→ EXERCISE DETAILS:
Continue the mlx5 connection-tracking patch below, picking up right after its last line.

Register driver callbacks with the nf flow table platform.
FT add/delete events will create/delete FTE in the CT/CT_NAT tables.

Restoring the CT state on miss will be added in the following patch.

Signed-off-by: Paul Blakey <paulb@mellanox.com>
Reviewed-by: Oz Shlomo <ozsh@mellanox.com>
Reviewed-by: Roi Dayan <roid@mellanox.com>
Reviewed-by: Jiri Pirko <jiri@mellanox.com>
---
  Changelog:
    v2->v3:
       Args of mlx5_tc_ct_del_ft_cb in a single line
       Add flow table ct entries to a list, and flush it on last ct rule after deleting the cb
    v1->v2:
       Remove zone param from metadata

 drivers/net/ethernet/mellanox/mlx5/core/en/tc_ct.c | 679 +++++++++++++++++++++
 drivers/net/ethernet/mellanox/mlx5/core/en/tc_ct.h |   3 +
 2 files changed, 682 insertions(+)

diff --git a/drivers/net/ethernet/mellanox/mlx5/core/en/tc_ct.c b/drivers/net/ethernet/mellanox/mlx5/core/en/tc_ct.c
index c113046..124aca5 100644
--- a/drivers/net/ethernet/mellanox/mlx5/core/en/tc_ct.c
+++ b/drivers/net/ethernet/mellanox/mlx5/core/en/tc_ct.c
@@ -10,6 +10,7 @@
 #include <uapi/linux/tc_act/tc_pedit.h>
 #include <net/tc_act/tc_ct.h>
 #include <net/flow_offload.h>
+#include <net/netfilter/nf_flow_table.h>
 #include <linux/workqueue.h>
 
 #include "en/tc_ct.h"

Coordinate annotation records

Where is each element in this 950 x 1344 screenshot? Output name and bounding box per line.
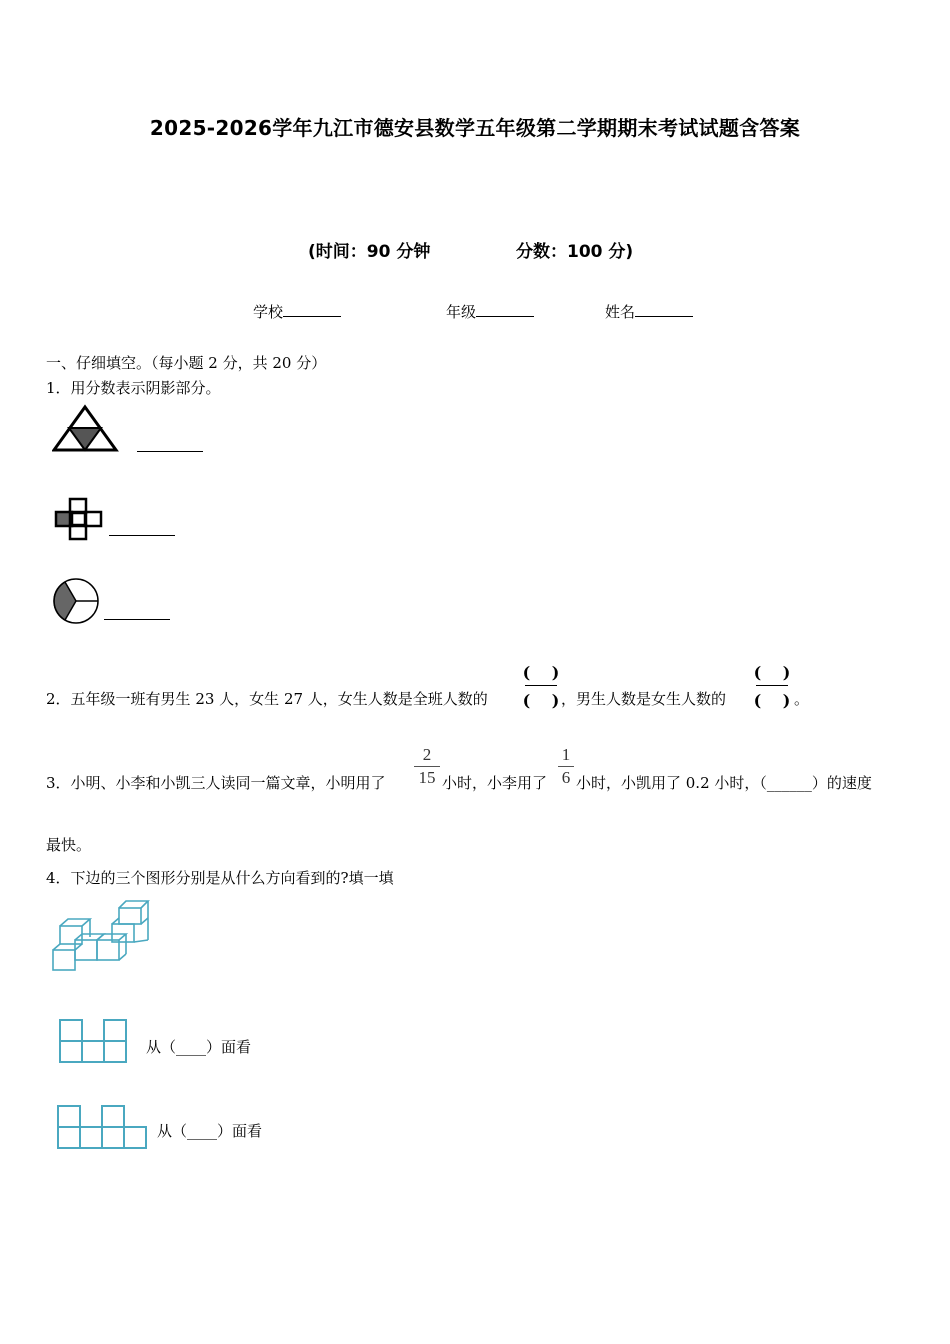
q3-fraction-1: 2 15 xyxy=(414,745,440,788)
view-label-1: 从（____）面看 xyxy=(146,1038,252,1056)
q1: 1．用分数表示阴影部分。 xyxy=(46,379,221,397)
page-title: 2025-2026学年九江市德安县数学五年级第二学期期末考试试题含答案 xyxy=(149,116,801,140)
view-label-2: 从（____）面看 xyxy=(157,1122,263,1140)
q2-part2: ，男生人数是女生人数的 xyxy=(561,690,727,708)
school-field[interactable] xyxy=(253,301,341,322)
q2-fraction-2[interactable] xyxy=(752,660,792,711)
school-label: 学校 xyxy=(253,303,284,321)
name-label: 姓名 xyxy=(605,303,636,321)
cross-figure xyxy=(54,497,106,541)
cube-stack-figure xyxy=(48,898,152,974)
q2-frac1-den: ( ) xyxy=(522,691,560,710)
q3-p2: 小时，小李用了 xyxy=(442,774,548,792)
exam-time: (时间：90 分钟 xyxy=(308,242,431,262)
name-field[interactable] xyxy=(605,301,693,322)
answer-blank-1[interactable] xyxy=(137,451,203,452)
exam-score: 分数：100 分) xyxy=(516,242,634,262)
q2-frac2-num: ( ) xyxy=(753,663,791,682)
view-figure-1 xyxy=(56,1017,130,1065)
circle-figure xyxy=(50,578,102,624)
view-figure-2 xyxy=(54,1103,150,1151)
q2-fraction-1[interactable] xyxy=(521,660,561,711)
q3-p4: 最快。 xyxy=(46,836,92,854)
q3-p3: 小时，小凯用了 0.2 小时，（______）的速度 xyxy=(576,774,872,792)
answer-blank-3[interactable] xyxy=(104,619,170,620)
q2: 2．五年级一班有男生 23 人，女生 27 人，女生人数是全班人数的 xyxy=(46,690,488,708)
q3: 3．小明、小李和小凯三人读同一篇文章，小明用了 xyxy=(46,774,386,792)
grade-label: 年级 xyxy=(446,303,477,321)
grade-field[interactable] xyxy=(446,301,534,322)
q4: 4．下边的三个图形分别是从什么方向看到的?填一填 xyxy=(46,869,394,887)
q2-frac2-den: ( ) xyxy=(753,691,791,710)
q3-fraction-2: 1 6 xyxy=(558,745,574,788)
section-heading: 一、仔细填空。（每小题 2 分，共 20 分） xyxy=(46,354,327,372)
triangle-figure xyxy=(52,404,120,454)
q2-part3: 。 xyxy=(794,690,810,708)
answer-blank-2[interactable] xyxy=(109,535,175,536)
q2-frac1-num: ( ) xyxy=(522,663,560,682)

→ REPLY TO THE EXERCISE:
@@ -34,6 +35,7 @@ struct mlx5_tc_ct_priv {
 	struct mlx5_eswitch *esw;
 	const struct net_device *netdev;
 	struct idr fte_ids;
+	struct rhashtable zone_ht;
 	struct mlx5_flow_table *ct;
 	struct mlx5_flow_table *ct_nat;
 	struct mlx5_flow_table *post_ct;
@@ -45,10 +47,53 @@ struct mlx5_ct_flow {
 	struct mlx5_esw_flow_attr post_ct_attr;
 	struct mlx5_flow_handle *pre_ct_rule;
 	struct mlx5_flow_handle *post_ct_rule;
+	struct mlx5_ct_ft *ft;
 	u32 fte_id;
 	u32 chain_mapping;
 };
 
+struct mlx5_ct_zone_rule {
+	struct mlx5_flow_handle *rule;
+	struct mlx5_esw_flow_attr attr;
+	bool nat;
+};
+
+struct mlx5_ct_ft {
+	struct rhash_head node;
+	u16 zone;
+	refcount_t refcount;
+	struct nf_flowtable *nf_ft;
+	struct mlx5_tc_ct_priv *ct_priv;
+	struct rhashtable ct_entries_ht;
+	struct list_head ct_entries_list;
+};
+
+struct mlx5_ct_entry {
+	struct list_head list;
+	u16 zone;
+	struct rhash_head node;
+	struct flow_rule *flow_rule;
+	struct mlx5_fc *counter;
+	unsigned long lastuse;
+	unsigned long cookie;
+	struct mlx5_ct_zone_rule zone_rules[2];
+};
+
+static const struct rhashtable_params cts_ht_params = {
+	.head_offset = offsetof(struct mlx5_ct_entry, node),
+	.key_offset = offsetof(struct mlx5_ct_entry, cookie),
+	.key_len = sizeof(((struct mlx5_ct_entry *)0)->cookie),
+	.automatic_shrinking = true,
+	.min_size = 16 * 1024,
+};
+
+static const struct rhashtable_params zone_params = {
+	.head_offset = offsetof(struct mlx5_ct_ft, node),
+	.key_offset = offsetof(struct mlx5_ct_ft, zone),
+	.key_len = sizeof(((struct mlx5_ct_ft *)0)->zone),
+	.automatic_shrinking = true,
+};
+
 static struct mlx5_tc_ct_priv *
 mlx5_tc_ct_get_ct_priv(struct mlx5e_priv *priv)
 {
@@ -61,6 +106,552 @@ struct mlx5_ct_flow {
 	return uplink_priv->ct_priv;
 }
 
+static int
+mlx5_tc_ct_set_tuple_match(struct mlx5_flow_spec *spec,
+			   struct flow_rule *rule)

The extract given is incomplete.